* start Records supplied *
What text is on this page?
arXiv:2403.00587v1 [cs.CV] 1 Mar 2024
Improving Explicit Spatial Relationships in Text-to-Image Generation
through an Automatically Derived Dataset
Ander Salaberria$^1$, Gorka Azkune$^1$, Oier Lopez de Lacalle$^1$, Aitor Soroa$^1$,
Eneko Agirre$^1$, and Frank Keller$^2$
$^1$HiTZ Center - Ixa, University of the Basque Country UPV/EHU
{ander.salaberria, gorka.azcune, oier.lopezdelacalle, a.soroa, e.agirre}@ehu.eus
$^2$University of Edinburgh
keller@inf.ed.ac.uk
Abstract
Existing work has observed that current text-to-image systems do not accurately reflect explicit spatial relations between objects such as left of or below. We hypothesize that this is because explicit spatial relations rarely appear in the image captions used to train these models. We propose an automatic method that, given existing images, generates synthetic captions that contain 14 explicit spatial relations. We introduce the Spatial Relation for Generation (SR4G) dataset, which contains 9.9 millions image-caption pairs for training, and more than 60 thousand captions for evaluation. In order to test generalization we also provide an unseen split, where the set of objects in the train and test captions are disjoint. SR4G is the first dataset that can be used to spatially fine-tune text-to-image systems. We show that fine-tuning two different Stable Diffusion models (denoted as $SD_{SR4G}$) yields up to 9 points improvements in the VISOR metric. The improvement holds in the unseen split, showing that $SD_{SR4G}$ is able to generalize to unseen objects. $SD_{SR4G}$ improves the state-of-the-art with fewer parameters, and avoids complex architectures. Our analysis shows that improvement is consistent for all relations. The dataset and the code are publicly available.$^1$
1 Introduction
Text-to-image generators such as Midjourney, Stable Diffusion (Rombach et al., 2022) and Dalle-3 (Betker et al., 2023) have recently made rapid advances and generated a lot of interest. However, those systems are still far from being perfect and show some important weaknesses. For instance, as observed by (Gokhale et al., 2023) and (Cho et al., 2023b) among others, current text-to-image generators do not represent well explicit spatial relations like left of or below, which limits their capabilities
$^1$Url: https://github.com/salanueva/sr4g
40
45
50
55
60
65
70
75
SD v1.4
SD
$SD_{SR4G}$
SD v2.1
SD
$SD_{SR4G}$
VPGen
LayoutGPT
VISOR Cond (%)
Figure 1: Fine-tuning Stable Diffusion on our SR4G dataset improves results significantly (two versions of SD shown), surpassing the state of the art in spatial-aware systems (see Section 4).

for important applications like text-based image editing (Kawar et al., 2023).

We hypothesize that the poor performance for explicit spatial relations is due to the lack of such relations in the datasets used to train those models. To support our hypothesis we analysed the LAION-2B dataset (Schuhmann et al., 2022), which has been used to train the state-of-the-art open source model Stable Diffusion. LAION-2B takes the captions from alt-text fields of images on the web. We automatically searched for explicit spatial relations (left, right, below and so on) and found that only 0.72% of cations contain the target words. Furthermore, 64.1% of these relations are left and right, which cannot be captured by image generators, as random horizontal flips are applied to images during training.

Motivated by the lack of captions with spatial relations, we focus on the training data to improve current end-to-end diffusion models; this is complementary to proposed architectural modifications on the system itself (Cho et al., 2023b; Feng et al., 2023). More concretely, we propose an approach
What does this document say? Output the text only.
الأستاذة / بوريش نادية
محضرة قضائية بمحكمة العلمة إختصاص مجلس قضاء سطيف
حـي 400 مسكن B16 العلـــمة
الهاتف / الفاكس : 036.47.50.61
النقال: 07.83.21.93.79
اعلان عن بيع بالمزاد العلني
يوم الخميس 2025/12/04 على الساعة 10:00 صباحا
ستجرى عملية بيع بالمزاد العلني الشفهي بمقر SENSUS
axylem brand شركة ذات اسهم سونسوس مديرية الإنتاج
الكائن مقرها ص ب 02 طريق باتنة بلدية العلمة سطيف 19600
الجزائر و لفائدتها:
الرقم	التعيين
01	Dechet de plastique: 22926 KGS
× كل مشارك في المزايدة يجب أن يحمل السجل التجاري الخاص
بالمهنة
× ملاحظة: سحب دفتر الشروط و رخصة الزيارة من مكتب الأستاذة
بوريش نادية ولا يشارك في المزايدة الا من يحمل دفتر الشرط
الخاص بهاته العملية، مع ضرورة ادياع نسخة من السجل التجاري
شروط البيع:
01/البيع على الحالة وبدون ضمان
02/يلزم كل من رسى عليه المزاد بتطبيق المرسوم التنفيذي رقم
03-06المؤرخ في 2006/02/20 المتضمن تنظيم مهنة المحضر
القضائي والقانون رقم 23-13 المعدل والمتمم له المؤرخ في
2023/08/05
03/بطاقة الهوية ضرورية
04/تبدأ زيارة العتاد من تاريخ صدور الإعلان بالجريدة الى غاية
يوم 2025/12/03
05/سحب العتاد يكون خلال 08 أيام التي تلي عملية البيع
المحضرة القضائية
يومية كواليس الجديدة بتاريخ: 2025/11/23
* end Records supplied *
_Your instructions_. Determine how many lines of the data contain the word "Generation", and reply with that number only.

_Solution to the exercise_. 2